• **Supplied information**:

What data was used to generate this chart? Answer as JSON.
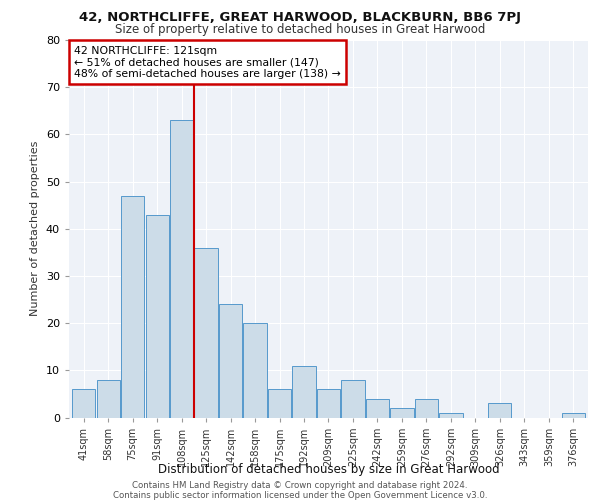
{
  "title1": "42, NORTHCLIFFE, GREAT HARWOOD, BLACKBURN, BB6 7PJ",
  "title2": "Size of property relative to detached houses in Great Harwood",
  "xlabel": "Distribution of detached houses by size in Great Harwood",
  "ylabel": "Number of detached properties",
  "categories": [
    "41sqm",
    "58sqm",
    "75sqm",
    "91sqm",
    "108sqm",
    "125sqm",
    "142sqm",
    "158sqm",
    "175sqm",
    "192sqm",
    "209sqm",
    "225sqm",
    "242sqm",
    "259sqm",
    "276sqm",
    "292sqm",
    "309sqm",
    "326sqm",
    "343sqm",
    "359sqm",
    "376sqm"
  ],
  "values": [
    6,
    8,
    47,
    43,
    63,
    36,
    24,
    20,
    6,
    11,
    6,
    8,
    4,
    2,
    4,
    1,
    0,
    3,
    0,
    0,
    1
  ],
  "bar_color": "#ccdce8",
  "bar_edge_color": "#5599cc",
  "highlight_index": 5,
  "highlight_line_color": "#cc0000",
  "annotation_text": "42 NORTHCLIFFE: 121sqm\n← 51% of detached houses are smaller (147)\n48% of semi-detached houses are larger (138) →",
  "annotation_box_color": "#ffffff",
  "annotation_box_edge_color": "#cc0000",
  "footer1": "Contains HM Land Registry data © Crown copyright and database right 2024.",
  "footer2": "Contains public sector information licensed under the Open Government Licence v3.0.",
  "background_color": "#eef2f8",
  "ylim": [
    0,
    80
  ],
  "yticks": [
    0,
    10,
    20,
    30,
    40,
    50,
    60,
    70,
    80
  ]
}
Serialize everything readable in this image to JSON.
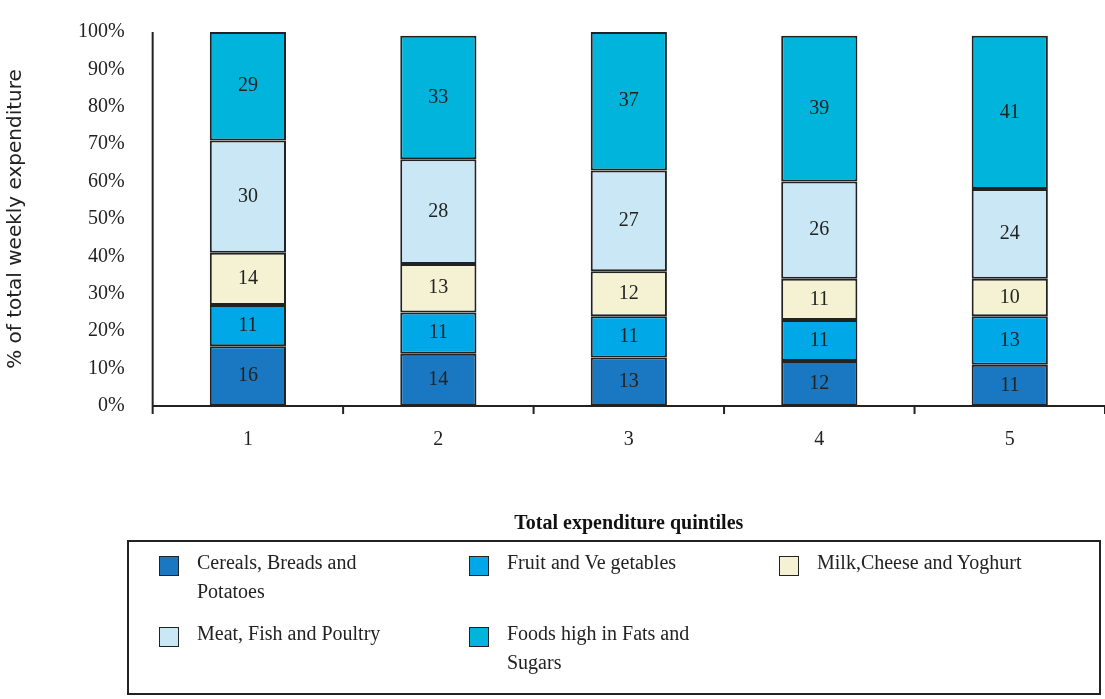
{
  "chart_data": {
    "type": "bar",
    "stacked": true,
    "xlabel": "Total expenditure quintiles",
    "ylabel": "% of total weekly expenditure",
    "categories": [
      "1",
      "2",
      "3",
      "4",
      "5"
    ],
    "series": [
      {
        "name": "Cereals, Breads and Potatoes",
        "color": "#1a78c2",
        "values": [
          16,
          14,
          13,
          12,
          11
        ]
      },
      {
        "name": "Fruit and Ve getables",
        "color": "#00a8e8",
        "values": [
          11,
          11,
          11,
          11,
          13
        ]
      },
      {
        "name": "Milk,Cheese and Yoghurt",
        "color": "#f4f2d2",
        "values": [
          14,
          13,
          12,
          11,
          10
        ]
      },
      {
        "name": " Meat, Fish and Poultry",
        "color": "#c9e7f5",
        "values": [
          30,
          28,
          27,
          26,
          24
        ]
      },
      {
        "name": "Foods high in Fats and Sugars",
        "color": "#00b4dc",
        "values": [
          29,
          33,
          37,
          39,
          41
        ]
      }
    ],
    "ylim": [
      0,
      100
    ],
    "yticks": [
      {
        "value": 0,
        "label": "0%"
      },
      {
        "value": 10,
        "label": "10%"
      },
      {
        "value": 20,
        "label": "20%"
      },
      {
        "value": 30,
        "label": "30%"
      },
      {
        "value": 40,
        "label": "40%"
      },
      {
        "value": 50,
        "label": "50%"
      },
      {
        "value": 60,
        "label": "60%"
      },
      {
        "value": 70,
        "label": "70%"
      },
      {
        "value": 80,
        "label": "80%"
      },
      {
        "value": 90,
        "label": "90%"
      },
      {
        "value": 100,
        "label": "100%"
      }
    ],
    "data_labels": true,
    "grid": false,
    "legend": "bottom"
  }
}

• **What the exercise asks**:
Print each line of the material above exactly, with the pictures removed from your copy.

• **Solution to the problem**:
What data was used to generate this chart? Answer as JSON.
{
  "title1": "42, NORTHCLIFFE, GREAT HARWOOD, BLACKBURN, BB6 7PJ",
  "title2": "Size of property relative to detached houses in Great Harwood",
  "xlabel": "Distribution of detached houses by size in Great Harwood",
  "ylabel": "Number of detached properties",
  "categories": [
    "41sqm",
    "58sqm",
    "75sqm",
    "91sqm",
    "108sqm",
    "125sqm",
    "142sqm",
    "158sqm",
    "175sqm",
    "192sqm",
    "209sqm",
    "225sqm",
    "242sqm",
    "259sqm",
    "276sqm",
    "292sqm",
    "309sqm",
    "326sqm",
    "343sqm",
    "359sqm",
    "376sqm"
  ],
  "values": [
    6,
    8,
    47,
    43,
    63,
    36,
    24,
    20,
    6,
    11,
    6,
    8,
    4,
    2,
    4,
    1,
    0,
    3,
    0,
    0,
    1
  ],
  "bar_color": "#ccdce8",
  "bar_edge_color": "#5599cc",
  "highlight_index": 5,
  "highlight_line_color": "#cc0000",
  "annotation_text": "42 NORTHCLIFFE: 121sqm\n← 51% of detached houses are smaller (147)\n48% of semi-detached houses are larger (138) →",
  "annotation_box_color": "#ffffff",
  "annotation_box_edge_color": "#cc0000",
  "footer1": "Contains HM Land Registry data © Crown copyright and database right 2024.",
  "footer2": "Contains public sector information licensed under the Open Government Licence v3.0.",
  "background_color": "#eef2f8",
  "ylim": [
    0,
    80
  ],
  "yticks": [
    0,
    10,
    20,
    30,
    40,
    50,
    60,
    70,
    80
  ]
}
Serialize everything readable in this image to JSON.
{
  "chart_data": {
    "type": "bar",
    "stacked": true,
    "xlabel": "Total expenditure quintiles",
    "ylabel": "% of total weekly expenditure",
    "categories": [
      "1",
      "2",
      "3",
      "4",
      "5"
    ],
    "series": [
      {
        "name": "Cereals, Breads and Potatoes",
        "color": "#1a78c2",
        "values": [
          16,
          14,
          13,
          12,
          11
        ]
      },
      {
        "name": "Fruit and Ve getables",
        "color": "#00a8e8",
        "values": [
          11,
          11,
          11,
          11,
          13
        ]
      },
      {
        "name": "Milk,Cheese and Yoghurt",
        "color": "#f4f2d2",
        "values": [
          14,
          13,
          12,
          11,
          10
        ]
      },
      {
        "name": " Meat, Fish and Poultry",
        "color": "#c9e7f5",
        "values": [
          30,
          28,
          27,
          26,
          24
        ]
      },
      {
        "name": "Foods high in Fats and Sugars",
        "color": "#00b4dc",
        "values": [
          29,
          33,
          37,
          39,
          41
        ]
      }
    ],
    "ylim": [
      0,
      100
    ],
    "yticks": [
      {
        "value": 0,
        "label": "0%"
      },
      {
        "value": 10,
        "label": "10%"
      },
      {
        "value": 20,
        "label": "20%"
      },
      {
        "value": 30,
        "label": "30%"
      },
      {
        "value": 40,
        "label": "40%"
      },
      {
        "value": 50,
        "label": "50%"
      },
      {
        "value": 60,
        "label": "60%"
      },
      {
        "value": 70,
        "label": "70%"
      },
      {
        "value": 80,
        "label": "80%"
      },
      {
        "value": 90,
        "label": "90%"
      },
      {
        "value": 100,
        "label": "100%"
      }
    ],
    "data_labels": true,
    "grid": false,
    "legend": "bottom"
  }
}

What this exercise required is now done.